Material for this exercise —
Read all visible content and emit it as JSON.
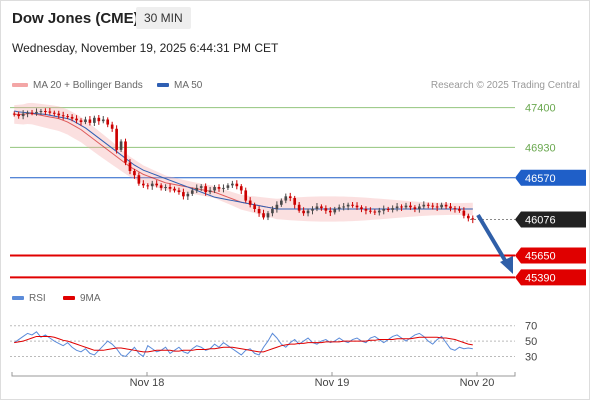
{
  "header": {
    "title": "Dow Jones (CME)",
    "timeframe": "30 MIN",
    "date": "Wednesday, November 19, 2025 6:44:31 PM CET"
  },
  "legend": {
    "bollinger": "MA 20 + Bollinger Bands",
    "ma50": "MA 50",
    "credit": "Research © 2025 Trading Central"
  },
  "rsi_legend": {
    "rsi": "RSI",
    "ma": "9MA"
  },
  "colors": {
    "bollinger": "#f3a6a6",
    "ma50": "#2f5fb3",
    "resistance": "#93c47d",
    "pivot": "#1f5fc8",
    "support": "#e00000",
    "bullish": "#4a4a4a",
    "bearish": "#cc0000",
    "rsi": "#5b8bd9",
    "rsi_ma": "#e00000",
    "arrow": "#2f5fa8"
  },
  "chart_data": [
    {
      "type": "candlestick",
      "title": "Dow Jones (CME)",
      "x_ticks": [
        "Nov 18",
        "Nov 19",
        "Nov 20"
      ],
      "ylim": [
        45300,
        47550
      ],
      "levels": [
        {
          "value": 47400,
          "label": "47400",
          "kind": "resistance"
        },
        {
          "value": 46930,
          "label": "46930",
          "kind": "resistance"
        },
        {
          "value": 46570,
          "label": "46570",
          "kind": "pivot"
        },
        {
          "value": 46076,
          "label": "46076",
          "kind": "last"
        },
        {
          "value": 45650,
          "label": "45650",
          "kind": "support"
        },
        {
          "value": 45390,
          "label": "45390",
          "kind": "support"
        }
      ],
      "close": [
        47320,
        47300,
        47330,
        47340,
        47335,
        47350,
        47360,
        47355,
        47340,
        47330,
        47310,
        47300,
        47290,
        47270,
        47250,
        47230,
        47260,
        47220,
        47280,
        47240,
        47260,
        47200,
        47150,
        46900,
        47000,
        46750,
        46650,
        46600,
        46500,
        46480,
        46470,
        46500,
        46480,
        46450,
        46460,
        46440,
        46420,
        46400,
        46350,
        46380,
        46420,
        46450,
        46470,
        46400,
        46420,
        46460,
        46440,
        46450,
        46480,
        46500,
        46470,
        46420,
        46300,
        46250,
        46200,
        46150,
        46100,
        46150,
        46200,
        46250,
        46300,
        46350,
        46330,
        46250,
        46180,
        46150,
        46180,
        46200,
        46230,
        46210,
        46180,
        46160,
        46200,
        46220,
        46230,
        46250,
        46240,
        46220,
        46200,
        46180,
        46170,
        46160,
        46180,
        46200,
        46190,
        46210,
        46230,
        46220,
        46240,
        46220,
        46200,
        46230,
        46250,
        46240,
        46230,
        46220,
        46250,
        46230,
        46210,
        46200,
        46180,
        46120,
        46090,
        46076
      ],
      "series": [
        {
          "name": "MA 50",
          "values": [
            47360,
            47350,
            47345,
            47340,
            47335,
            47330,
            47325,
            47320,
            47310,
            47300,
            47290,
            47280,
            47270,
            47250,
            47220,
            47190,
            47160,
            47120,
            47080,
            47040,
            47000,
            46960,
            46920,
            46880,
            46840,
            46800,
            46760,
            46720,
            46690,
            46660,
            46640,
            46620,
            46600,
            46580,
            46560,
            46540,
            46520,
            46500,
            46480,
            46460,
            46440,
            46420,
            46400,
            46380,
            46360,
            46340,
            46330,
            46320,
            46310,
            46300,
            46290,
            46280,
            46270,
            46260,
            46250,
            46240,
            46230,
            46220,
            46210,
            46200,
            46200,
            46200,
            46200,
            46200,
            46200,
            46200,
            46200,
            46200,
            46200,
            46200,
            46200,
            46200,
            46200,
            46200,
            46200,
            46200,
            46200,
            46200,
            46200,
            46200,
            46200,
            46200,
            46200,
            46200,
            46200,
            46200,
            46200,
            46200,
            46200,
            46200,
            46200,
            46200,
            46200,
            46200,
            46200,
            46200,
            46200,
            46200,
            46200,
            46200,
            46200,
            46200,
            46200,
            46200
          ]
        },
        {
          "name": "MA 20",
          "values": [
            47320,
            47320,
            47320,
            47330,
            47330,
            47320,
            47310,
            47300,
            47290,
            47280,
            47270,
            47250,
            47230,
            47200,
            47170,
            47140,
            47100,
            47060,
            47020,
            46980,
            46940,
            46900,
            46860,
            46820,
            46780,
            46740,
            46700,
            46670,
            46640,
            46610,
            46590,
            46570,
            46550,
            46530,
            46510,
            46500,
            46490,
            46480,
            46470,
            46460,
            46450,
            46440,
            46430,
            46420,
            46410,
            46400,
            46380,
            46360,
            46340,
            46320,
            46300,
            46280,
            46270,
            46260,
            46250,
            46240,
            46230,
            46220,
            46210,
            46200,
            46200,
            46200,
            46200,
            46200,
            46200,
            46200,
            46200,
            46200,
            46200,
            46200,
            46200,
            46200,
            46200,
            46200,
            46200,
            46200,
            46200,
            46200,
            46200,
            46200,
            46200,
            46200,
            46200,
            46200,
            46200,
            46200,
            46200,
            46200,
            46200,
            46200,
            46200,
            46200,
            46200,
            46200,
            46200,
            46200,
            46200,
            46200,
            46200,
            46200,
            46200,
            46200,
            46200,
            46200
          ]
        }
      ]
    },
    {
      "type": "line",
      "title": "RSI",
      "y_ticks": [
        30,
        50,
        70
      ],
      "ylim": [
        15,
        80
      ],
      "series": [
        {
          "name": "RSI",
          "values": [
            48,
            52,
            56,
            60,
            58,
            62,
            55,
            58,
            54,
            50,
            47,
            44,
            48,
            42,
            38,
            36,
            40,
            34,
            32,
            38,
            44,
            50,
            46,
            40,
            32,
            30,
            36,
            42,
            34,
            30,
            44,
            40,
            36,
            38,
            42,
            34,
            38,
            42,
            36,
            34,
            40,
            44,
            42,
            38,
            40,
            46,
            42,
            48,
            44,
            40,
            36,
            32,
            38,
            40,
            34,
            32,
            42,
            50,
            60,
            54,
            46,
            42,
            48,
            52,
            46,
            50,
            54,
            48,
            46,
            50,
            52,
            48,
            50,
            54,
            50,
            48,
            52,
            54,
            50,
            48,
            54,
            56,
            52,
            48,
            52,
            56,
            58,
            54,
            50,
            54,
            58,
            60,
            56,
            50,
            46,
            52,
            56,
            48,
            40,
            38,
            42,
            40,
            41,
            40
          ]
        },
        {
          "name": "9MA",
          "values": [
            48,
            49,
            50,
            52,
            54,
            56,
            56,
            56,
            56,
            55,
            53,
            51,
            50,
            48,
            46,
            44,
            42,
            40,
            38,
            38,
            38,
            39,
            40,
            41,
            41,
            40,
            39,
            38,
            37,
            36,
            36,
            37,
            38,
            38,
            38,
            38,
            37,
            37,
            38,
            38,
            38,
            39,
            39,
            39,
            40,
            40,
            41,
            42,
            42,
            42,
            41,
            40,
            39,
            38,
            37,
            36,
            36,
            38,
            40,
            42,
            44,
            45,
            46,
            46,
            47,
            47,
            48,
            48,
            48,
            48,
            49,
            49,
            49,
            49,
            50,
            50,
            50,
            50,
            50,
            50,
            51,
            51,
            52,
            52,
            52,
            52,
            53,
            53,
            53,
            53,
            54,
            55,
            55,
            55,
            55,
            55,
            54,
            54,
            53,
            52,
            50,
            48,
            46,
            45
          ]
        }
      ]
    }
  ]
}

Task instructions —
Give only the count of lines in the data that include the string "title".

Answer below —
3